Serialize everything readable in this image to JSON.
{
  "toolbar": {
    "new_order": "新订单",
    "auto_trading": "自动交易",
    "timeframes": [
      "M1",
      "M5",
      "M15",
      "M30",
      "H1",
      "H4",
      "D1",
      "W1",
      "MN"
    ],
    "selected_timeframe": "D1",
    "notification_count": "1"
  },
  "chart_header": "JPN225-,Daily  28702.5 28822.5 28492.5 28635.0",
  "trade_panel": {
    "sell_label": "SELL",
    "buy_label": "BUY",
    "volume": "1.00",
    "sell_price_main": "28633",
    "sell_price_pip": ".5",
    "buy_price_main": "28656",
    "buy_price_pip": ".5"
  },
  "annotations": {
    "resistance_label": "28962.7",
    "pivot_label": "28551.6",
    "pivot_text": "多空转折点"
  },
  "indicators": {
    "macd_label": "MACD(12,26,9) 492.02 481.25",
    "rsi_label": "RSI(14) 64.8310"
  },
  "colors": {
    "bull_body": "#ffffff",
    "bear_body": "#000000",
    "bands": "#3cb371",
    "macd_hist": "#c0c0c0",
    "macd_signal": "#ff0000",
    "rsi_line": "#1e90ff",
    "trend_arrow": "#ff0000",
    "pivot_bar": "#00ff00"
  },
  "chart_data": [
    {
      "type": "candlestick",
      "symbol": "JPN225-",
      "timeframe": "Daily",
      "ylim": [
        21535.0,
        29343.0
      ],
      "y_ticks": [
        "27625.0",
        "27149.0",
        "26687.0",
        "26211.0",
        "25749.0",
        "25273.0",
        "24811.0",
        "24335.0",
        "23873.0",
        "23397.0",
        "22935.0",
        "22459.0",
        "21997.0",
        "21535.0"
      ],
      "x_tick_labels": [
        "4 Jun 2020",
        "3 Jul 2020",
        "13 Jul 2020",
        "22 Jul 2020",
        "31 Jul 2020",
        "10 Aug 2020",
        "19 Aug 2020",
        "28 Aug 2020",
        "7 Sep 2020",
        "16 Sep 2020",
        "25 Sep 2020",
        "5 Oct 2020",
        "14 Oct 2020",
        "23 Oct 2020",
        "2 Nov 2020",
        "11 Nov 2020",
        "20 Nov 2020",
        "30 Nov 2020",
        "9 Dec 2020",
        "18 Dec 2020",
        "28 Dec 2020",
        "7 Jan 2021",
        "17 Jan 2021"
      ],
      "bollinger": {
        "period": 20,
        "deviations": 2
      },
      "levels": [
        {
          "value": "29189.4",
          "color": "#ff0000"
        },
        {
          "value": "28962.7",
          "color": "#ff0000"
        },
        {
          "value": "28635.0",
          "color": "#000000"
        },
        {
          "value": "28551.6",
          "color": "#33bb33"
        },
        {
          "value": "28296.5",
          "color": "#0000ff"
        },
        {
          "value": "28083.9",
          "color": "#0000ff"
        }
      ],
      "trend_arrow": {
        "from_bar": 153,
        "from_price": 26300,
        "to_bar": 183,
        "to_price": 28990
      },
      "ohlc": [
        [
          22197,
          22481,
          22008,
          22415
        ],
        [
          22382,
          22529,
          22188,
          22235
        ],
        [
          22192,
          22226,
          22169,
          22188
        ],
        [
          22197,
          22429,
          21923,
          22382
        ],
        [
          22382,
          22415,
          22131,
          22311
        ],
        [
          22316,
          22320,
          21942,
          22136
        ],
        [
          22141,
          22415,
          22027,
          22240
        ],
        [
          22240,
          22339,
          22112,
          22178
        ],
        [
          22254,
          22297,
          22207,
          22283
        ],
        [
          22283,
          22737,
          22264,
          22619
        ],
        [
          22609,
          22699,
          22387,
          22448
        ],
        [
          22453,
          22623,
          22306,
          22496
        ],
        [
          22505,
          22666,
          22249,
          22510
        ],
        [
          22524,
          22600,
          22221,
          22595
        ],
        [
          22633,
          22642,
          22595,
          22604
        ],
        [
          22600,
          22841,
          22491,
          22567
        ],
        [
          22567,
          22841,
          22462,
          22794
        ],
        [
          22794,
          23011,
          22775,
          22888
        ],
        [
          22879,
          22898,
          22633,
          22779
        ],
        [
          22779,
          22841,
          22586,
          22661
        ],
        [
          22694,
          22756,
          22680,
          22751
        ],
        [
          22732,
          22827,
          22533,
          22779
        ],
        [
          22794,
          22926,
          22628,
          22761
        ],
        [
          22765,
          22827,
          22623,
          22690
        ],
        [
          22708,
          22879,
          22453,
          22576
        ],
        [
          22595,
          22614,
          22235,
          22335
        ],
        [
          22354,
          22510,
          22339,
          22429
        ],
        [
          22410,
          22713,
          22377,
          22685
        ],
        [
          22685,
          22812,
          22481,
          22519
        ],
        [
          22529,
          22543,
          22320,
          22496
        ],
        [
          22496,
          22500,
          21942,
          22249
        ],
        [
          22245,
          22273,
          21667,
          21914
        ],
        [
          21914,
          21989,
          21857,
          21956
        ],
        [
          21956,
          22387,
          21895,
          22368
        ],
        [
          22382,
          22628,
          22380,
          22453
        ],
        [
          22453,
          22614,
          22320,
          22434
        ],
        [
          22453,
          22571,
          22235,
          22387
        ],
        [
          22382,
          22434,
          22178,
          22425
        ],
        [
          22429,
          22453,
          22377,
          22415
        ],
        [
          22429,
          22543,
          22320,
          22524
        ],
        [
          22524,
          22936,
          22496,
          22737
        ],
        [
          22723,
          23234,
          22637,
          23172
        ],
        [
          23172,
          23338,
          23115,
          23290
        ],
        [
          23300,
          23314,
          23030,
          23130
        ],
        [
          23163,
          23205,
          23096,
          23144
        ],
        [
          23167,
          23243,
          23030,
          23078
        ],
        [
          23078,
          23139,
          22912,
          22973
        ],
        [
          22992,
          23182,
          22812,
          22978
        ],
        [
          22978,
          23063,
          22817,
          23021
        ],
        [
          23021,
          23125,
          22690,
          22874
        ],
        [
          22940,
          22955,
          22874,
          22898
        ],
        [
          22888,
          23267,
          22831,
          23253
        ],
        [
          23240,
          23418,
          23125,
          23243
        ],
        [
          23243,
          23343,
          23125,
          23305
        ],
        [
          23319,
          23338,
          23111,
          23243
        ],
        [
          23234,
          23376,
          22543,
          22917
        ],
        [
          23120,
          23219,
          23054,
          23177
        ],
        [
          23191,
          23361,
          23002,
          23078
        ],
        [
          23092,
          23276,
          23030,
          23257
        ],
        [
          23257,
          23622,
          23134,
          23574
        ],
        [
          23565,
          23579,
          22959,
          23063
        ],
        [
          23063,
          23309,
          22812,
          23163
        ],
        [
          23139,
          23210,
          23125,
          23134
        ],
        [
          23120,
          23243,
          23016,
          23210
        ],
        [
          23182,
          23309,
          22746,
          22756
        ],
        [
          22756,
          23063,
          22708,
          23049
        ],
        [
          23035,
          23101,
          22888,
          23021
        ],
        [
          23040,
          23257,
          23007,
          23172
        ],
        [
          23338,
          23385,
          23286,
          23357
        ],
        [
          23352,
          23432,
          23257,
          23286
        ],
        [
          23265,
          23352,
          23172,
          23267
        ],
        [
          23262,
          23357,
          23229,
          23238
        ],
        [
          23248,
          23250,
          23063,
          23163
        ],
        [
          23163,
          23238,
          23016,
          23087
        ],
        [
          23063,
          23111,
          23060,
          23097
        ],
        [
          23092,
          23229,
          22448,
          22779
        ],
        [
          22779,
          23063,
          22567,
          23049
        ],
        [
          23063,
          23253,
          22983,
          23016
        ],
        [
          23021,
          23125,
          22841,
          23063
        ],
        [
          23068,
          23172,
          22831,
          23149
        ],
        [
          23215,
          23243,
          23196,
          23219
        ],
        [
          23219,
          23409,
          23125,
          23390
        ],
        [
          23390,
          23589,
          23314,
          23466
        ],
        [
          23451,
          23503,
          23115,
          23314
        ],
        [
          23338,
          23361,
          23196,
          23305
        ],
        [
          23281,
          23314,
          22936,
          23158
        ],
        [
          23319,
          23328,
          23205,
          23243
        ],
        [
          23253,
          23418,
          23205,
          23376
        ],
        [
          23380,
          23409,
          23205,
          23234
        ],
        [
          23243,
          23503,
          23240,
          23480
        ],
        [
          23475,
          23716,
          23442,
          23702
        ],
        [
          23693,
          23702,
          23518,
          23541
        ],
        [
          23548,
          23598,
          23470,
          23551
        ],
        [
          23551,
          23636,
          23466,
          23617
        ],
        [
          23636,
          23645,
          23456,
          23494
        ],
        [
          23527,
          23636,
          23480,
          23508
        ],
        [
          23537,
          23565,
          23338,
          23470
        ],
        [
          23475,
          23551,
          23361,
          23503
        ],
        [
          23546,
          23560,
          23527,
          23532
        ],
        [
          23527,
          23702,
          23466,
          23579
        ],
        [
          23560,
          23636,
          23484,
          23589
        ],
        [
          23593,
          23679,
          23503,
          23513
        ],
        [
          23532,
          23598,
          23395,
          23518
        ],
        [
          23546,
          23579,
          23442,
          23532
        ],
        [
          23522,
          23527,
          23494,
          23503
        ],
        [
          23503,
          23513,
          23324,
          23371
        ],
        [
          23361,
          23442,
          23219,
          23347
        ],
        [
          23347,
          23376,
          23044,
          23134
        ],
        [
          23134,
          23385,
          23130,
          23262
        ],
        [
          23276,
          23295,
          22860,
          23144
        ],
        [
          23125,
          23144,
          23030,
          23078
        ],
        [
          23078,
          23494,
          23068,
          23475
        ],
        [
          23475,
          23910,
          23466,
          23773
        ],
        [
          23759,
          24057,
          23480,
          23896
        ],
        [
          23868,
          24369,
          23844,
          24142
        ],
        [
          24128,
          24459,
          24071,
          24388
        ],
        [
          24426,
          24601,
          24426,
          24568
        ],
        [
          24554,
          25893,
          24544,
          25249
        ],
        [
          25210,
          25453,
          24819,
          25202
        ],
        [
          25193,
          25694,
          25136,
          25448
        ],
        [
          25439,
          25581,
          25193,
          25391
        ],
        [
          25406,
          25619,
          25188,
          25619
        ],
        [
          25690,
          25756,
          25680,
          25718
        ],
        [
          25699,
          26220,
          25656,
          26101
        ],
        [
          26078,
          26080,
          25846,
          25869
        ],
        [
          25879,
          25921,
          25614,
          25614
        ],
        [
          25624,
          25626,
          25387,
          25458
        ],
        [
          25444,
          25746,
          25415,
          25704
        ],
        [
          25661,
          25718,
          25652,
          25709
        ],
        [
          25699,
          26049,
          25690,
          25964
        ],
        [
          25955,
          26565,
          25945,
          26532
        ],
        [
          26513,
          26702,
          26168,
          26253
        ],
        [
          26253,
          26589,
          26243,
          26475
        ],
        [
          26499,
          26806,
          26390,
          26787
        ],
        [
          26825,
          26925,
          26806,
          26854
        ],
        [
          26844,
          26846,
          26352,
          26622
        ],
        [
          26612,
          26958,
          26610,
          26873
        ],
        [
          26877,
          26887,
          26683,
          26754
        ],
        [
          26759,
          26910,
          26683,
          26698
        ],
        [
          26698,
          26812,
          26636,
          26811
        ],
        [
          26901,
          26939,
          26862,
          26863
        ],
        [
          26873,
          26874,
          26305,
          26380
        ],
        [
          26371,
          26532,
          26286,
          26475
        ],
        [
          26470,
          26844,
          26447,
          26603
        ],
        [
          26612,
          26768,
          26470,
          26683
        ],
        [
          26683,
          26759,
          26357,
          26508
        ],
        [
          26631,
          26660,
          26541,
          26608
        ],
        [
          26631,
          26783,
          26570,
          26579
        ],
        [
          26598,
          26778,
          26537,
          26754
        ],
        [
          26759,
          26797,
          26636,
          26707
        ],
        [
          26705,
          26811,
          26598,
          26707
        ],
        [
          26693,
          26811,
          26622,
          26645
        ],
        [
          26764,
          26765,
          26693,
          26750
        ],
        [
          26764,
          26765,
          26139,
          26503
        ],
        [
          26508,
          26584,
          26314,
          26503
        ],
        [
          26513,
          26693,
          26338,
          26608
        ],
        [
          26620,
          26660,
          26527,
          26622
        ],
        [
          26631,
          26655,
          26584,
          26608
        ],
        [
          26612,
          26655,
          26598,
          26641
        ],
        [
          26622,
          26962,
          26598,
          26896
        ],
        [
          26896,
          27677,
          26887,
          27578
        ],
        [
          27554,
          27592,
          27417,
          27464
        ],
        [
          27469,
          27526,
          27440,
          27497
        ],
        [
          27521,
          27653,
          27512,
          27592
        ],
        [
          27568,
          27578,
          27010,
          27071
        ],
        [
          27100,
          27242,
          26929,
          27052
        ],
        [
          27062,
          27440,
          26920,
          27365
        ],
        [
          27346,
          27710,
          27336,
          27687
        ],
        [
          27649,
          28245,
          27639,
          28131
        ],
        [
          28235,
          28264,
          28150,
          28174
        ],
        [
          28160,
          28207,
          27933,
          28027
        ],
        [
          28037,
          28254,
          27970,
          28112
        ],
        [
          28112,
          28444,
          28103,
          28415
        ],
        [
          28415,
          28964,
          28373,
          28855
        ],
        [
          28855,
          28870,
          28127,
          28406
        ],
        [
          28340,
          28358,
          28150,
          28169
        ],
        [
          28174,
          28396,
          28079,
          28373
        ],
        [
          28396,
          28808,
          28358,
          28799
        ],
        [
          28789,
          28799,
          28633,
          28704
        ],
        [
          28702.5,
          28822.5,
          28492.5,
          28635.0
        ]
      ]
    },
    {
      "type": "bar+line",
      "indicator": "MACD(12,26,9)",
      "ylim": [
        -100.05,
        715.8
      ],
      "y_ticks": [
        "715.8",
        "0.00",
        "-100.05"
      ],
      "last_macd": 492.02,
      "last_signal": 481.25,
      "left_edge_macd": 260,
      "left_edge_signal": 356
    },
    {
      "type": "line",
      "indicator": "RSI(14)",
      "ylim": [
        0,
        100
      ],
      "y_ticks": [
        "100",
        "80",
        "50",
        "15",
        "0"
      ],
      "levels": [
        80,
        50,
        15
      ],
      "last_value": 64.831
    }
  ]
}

**What is expected**
The word "type" may appear on some lines of these records; state how many such lines there are, and nothing else.

**Task output**
3